* START Input *

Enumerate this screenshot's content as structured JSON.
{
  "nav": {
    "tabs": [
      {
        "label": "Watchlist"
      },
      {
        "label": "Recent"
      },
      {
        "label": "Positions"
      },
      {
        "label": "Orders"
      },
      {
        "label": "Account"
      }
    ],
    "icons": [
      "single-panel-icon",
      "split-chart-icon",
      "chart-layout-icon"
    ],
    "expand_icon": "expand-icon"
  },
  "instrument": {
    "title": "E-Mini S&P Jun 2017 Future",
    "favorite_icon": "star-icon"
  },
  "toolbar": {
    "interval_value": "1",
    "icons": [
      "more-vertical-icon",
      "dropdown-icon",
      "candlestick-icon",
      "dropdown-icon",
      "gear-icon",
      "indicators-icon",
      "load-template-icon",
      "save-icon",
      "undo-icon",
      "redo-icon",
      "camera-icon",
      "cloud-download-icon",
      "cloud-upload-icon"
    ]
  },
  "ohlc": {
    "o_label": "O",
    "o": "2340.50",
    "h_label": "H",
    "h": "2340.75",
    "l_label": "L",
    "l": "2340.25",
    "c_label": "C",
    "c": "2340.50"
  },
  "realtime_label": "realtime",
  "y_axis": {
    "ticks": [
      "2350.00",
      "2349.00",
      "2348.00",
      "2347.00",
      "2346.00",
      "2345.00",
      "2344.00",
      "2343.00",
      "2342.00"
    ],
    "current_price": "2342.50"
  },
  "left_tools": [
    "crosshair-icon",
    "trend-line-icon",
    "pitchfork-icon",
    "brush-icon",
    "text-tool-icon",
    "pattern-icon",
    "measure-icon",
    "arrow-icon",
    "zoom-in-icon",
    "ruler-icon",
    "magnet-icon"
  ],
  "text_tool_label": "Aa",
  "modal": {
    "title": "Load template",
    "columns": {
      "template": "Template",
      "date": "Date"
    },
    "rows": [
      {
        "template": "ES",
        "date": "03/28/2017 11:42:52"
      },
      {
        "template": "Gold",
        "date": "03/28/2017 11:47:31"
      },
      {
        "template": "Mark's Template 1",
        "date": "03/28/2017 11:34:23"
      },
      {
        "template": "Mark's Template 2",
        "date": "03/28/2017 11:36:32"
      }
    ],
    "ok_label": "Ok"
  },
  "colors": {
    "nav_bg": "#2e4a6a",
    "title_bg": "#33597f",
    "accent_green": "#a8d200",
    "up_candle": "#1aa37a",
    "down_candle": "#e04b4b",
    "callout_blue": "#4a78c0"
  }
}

* END Input *
* START Input *

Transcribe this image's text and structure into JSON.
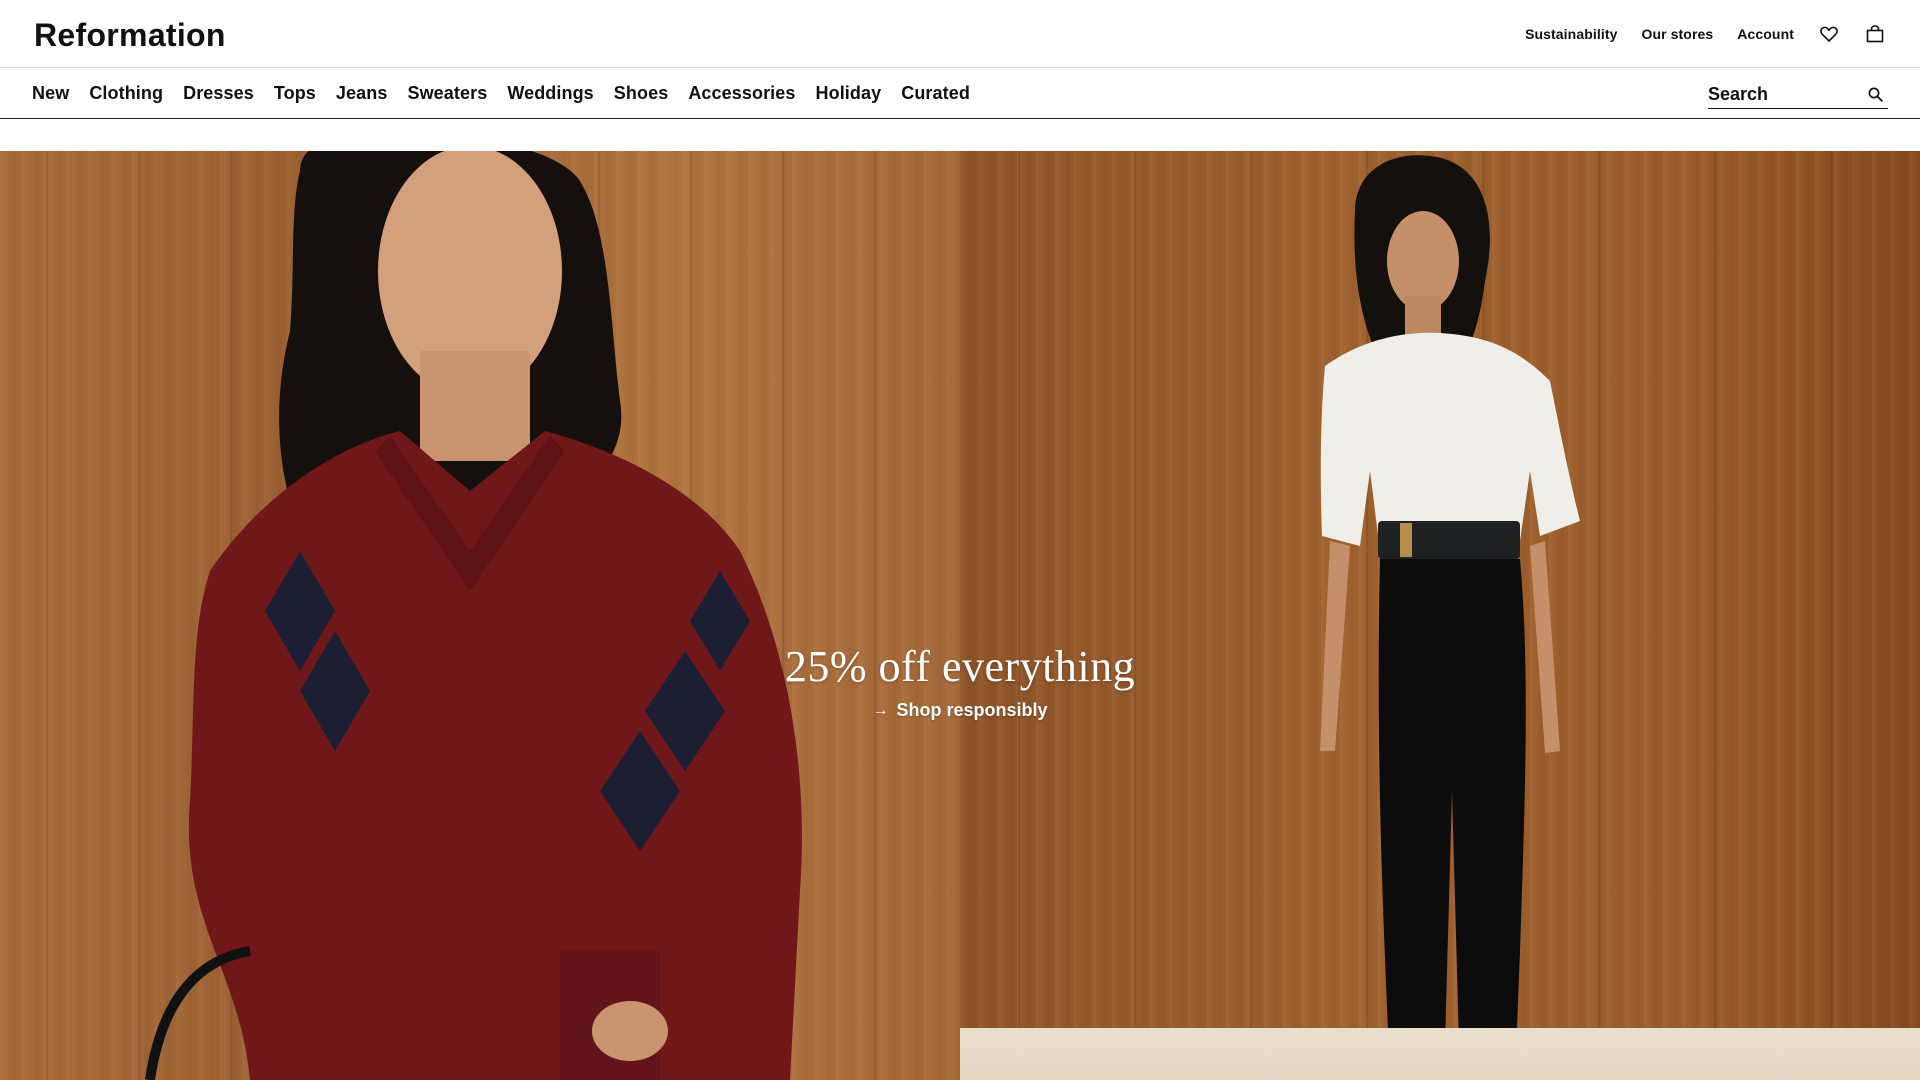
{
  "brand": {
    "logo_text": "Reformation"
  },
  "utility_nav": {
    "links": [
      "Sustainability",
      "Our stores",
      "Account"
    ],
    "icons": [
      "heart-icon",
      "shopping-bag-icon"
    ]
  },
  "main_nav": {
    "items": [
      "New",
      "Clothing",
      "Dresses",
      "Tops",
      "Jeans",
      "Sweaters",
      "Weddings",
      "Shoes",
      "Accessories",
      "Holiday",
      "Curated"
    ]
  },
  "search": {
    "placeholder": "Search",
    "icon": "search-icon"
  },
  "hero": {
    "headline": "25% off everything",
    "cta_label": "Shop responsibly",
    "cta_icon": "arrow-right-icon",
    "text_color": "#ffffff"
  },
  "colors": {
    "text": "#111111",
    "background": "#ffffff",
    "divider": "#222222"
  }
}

* END Input *
* START Input *

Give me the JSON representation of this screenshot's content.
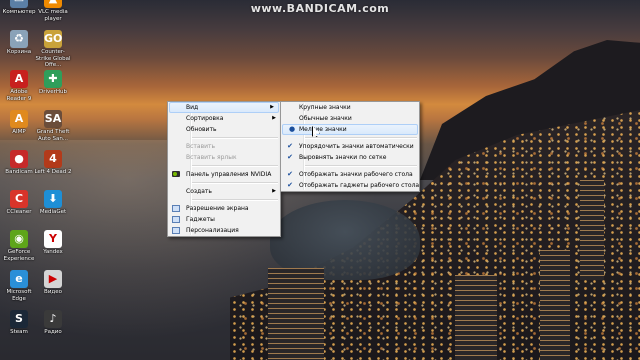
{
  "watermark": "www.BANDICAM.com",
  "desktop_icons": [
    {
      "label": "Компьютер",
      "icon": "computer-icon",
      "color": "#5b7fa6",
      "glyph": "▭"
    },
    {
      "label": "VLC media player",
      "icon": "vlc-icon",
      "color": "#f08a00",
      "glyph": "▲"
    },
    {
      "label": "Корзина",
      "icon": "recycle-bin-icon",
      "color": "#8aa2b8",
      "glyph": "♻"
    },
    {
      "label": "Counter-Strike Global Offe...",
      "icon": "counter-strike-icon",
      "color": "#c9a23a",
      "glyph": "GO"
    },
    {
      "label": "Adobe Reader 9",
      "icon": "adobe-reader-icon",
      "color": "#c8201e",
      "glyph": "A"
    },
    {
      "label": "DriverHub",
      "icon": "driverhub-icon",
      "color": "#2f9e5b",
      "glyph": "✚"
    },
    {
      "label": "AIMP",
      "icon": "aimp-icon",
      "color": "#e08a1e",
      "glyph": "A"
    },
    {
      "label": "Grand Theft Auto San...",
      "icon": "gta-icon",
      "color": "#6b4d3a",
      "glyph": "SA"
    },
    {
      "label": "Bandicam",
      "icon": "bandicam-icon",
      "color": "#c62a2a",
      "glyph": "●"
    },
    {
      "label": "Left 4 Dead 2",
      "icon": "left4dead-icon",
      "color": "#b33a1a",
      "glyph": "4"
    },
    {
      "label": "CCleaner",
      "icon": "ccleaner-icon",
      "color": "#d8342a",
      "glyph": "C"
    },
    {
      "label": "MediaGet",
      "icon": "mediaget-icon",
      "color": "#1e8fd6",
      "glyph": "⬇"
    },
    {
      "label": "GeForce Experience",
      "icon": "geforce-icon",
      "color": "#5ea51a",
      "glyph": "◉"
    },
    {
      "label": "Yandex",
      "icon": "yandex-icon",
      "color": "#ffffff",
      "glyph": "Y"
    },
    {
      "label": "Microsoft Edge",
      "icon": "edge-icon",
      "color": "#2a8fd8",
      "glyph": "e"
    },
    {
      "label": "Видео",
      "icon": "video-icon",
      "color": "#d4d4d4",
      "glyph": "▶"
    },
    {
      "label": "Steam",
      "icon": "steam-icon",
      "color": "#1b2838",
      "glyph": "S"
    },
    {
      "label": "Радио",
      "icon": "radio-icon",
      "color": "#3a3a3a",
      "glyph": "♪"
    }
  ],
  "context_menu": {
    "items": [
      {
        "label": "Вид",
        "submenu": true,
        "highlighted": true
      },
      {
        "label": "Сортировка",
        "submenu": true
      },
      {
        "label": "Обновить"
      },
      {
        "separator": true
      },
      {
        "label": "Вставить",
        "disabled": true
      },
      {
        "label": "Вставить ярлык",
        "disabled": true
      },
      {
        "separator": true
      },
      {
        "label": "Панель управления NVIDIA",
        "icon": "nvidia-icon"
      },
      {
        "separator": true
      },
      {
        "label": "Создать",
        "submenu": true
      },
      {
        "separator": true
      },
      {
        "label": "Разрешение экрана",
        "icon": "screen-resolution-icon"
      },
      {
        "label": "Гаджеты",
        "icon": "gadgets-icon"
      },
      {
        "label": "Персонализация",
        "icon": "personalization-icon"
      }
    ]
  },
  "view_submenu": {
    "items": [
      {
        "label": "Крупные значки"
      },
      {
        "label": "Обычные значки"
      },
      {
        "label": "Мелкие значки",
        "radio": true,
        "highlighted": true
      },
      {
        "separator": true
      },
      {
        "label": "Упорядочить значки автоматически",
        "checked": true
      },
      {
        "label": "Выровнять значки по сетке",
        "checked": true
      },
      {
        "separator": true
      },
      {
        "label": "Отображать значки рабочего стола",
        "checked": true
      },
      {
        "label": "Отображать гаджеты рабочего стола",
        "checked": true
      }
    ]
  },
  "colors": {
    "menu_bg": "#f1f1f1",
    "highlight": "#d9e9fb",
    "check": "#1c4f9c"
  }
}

* END Input *

-- Exercise task --
In the listing, find every line with the word "Отображать" and state how many there are, nothing more.

-- Complete response --
2